#### [WHAT TO DO]
Note each line that includes the word "County". Copy those lines.

#### [EXCERPTED DATA]

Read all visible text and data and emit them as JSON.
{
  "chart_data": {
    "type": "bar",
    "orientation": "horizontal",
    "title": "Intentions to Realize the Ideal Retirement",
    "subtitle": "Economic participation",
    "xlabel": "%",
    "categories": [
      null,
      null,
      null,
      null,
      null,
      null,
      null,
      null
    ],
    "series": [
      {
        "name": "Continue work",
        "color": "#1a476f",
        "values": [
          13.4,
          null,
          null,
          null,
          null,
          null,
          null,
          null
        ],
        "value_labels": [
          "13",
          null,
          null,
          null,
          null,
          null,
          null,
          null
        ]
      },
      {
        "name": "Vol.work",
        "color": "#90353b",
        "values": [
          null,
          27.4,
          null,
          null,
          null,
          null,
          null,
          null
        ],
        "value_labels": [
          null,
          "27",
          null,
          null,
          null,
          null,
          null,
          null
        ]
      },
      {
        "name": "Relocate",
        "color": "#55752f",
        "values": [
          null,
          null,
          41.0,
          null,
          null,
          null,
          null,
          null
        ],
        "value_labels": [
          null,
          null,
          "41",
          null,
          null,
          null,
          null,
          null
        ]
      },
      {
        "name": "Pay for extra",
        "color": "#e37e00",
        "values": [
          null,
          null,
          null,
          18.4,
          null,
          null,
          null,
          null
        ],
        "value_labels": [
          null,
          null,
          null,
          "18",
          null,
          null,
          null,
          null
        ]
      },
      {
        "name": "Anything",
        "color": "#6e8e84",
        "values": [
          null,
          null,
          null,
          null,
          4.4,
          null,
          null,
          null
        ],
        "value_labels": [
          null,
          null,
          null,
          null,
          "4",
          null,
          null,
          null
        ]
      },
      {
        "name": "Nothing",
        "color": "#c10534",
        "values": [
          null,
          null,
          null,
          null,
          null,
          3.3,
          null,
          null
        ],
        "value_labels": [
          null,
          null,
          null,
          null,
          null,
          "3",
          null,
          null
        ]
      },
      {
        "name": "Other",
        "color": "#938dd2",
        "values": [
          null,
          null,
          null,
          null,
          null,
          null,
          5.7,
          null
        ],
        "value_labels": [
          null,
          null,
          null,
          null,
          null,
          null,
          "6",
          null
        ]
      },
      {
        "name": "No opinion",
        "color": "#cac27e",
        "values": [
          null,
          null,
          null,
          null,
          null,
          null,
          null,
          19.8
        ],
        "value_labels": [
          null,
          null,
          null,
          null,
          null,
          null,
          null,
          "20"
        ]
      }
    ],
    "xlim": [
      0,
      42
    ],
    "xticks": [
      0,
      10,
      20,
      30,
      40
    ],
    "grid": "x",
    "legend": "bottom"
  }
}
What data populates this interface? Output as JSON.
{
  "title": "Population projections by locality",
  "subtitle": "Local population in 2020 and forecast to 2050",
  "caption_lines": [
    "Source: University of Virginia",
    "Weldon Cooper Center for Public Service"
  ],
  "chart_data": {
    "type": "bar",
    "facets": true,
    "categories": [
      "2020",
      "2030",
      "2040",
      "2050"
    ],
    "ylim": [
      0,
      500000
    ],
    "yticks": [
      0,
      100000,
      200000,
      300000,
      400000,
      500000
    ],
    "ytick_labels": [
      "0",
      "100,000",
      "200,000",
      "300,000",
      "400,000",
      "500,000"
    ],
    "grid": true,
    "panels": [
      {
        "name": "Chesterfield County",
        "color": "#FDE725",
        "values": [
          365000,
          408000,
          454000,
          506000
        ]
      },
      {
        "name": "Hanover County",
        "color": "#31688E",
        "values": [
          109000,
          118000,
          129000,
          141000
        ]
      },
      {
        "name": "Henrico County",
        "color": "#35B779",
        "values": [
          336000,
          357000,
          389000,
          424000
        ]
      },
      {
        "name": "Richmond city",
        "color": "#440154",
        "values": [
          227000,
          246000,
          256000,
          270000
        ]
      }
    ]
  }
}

#### [RESPONSE FOR THIS EXERCISE]
        "name": "Chesterfield County",
        "name": "Hanover County",
        "name": "Henrico County",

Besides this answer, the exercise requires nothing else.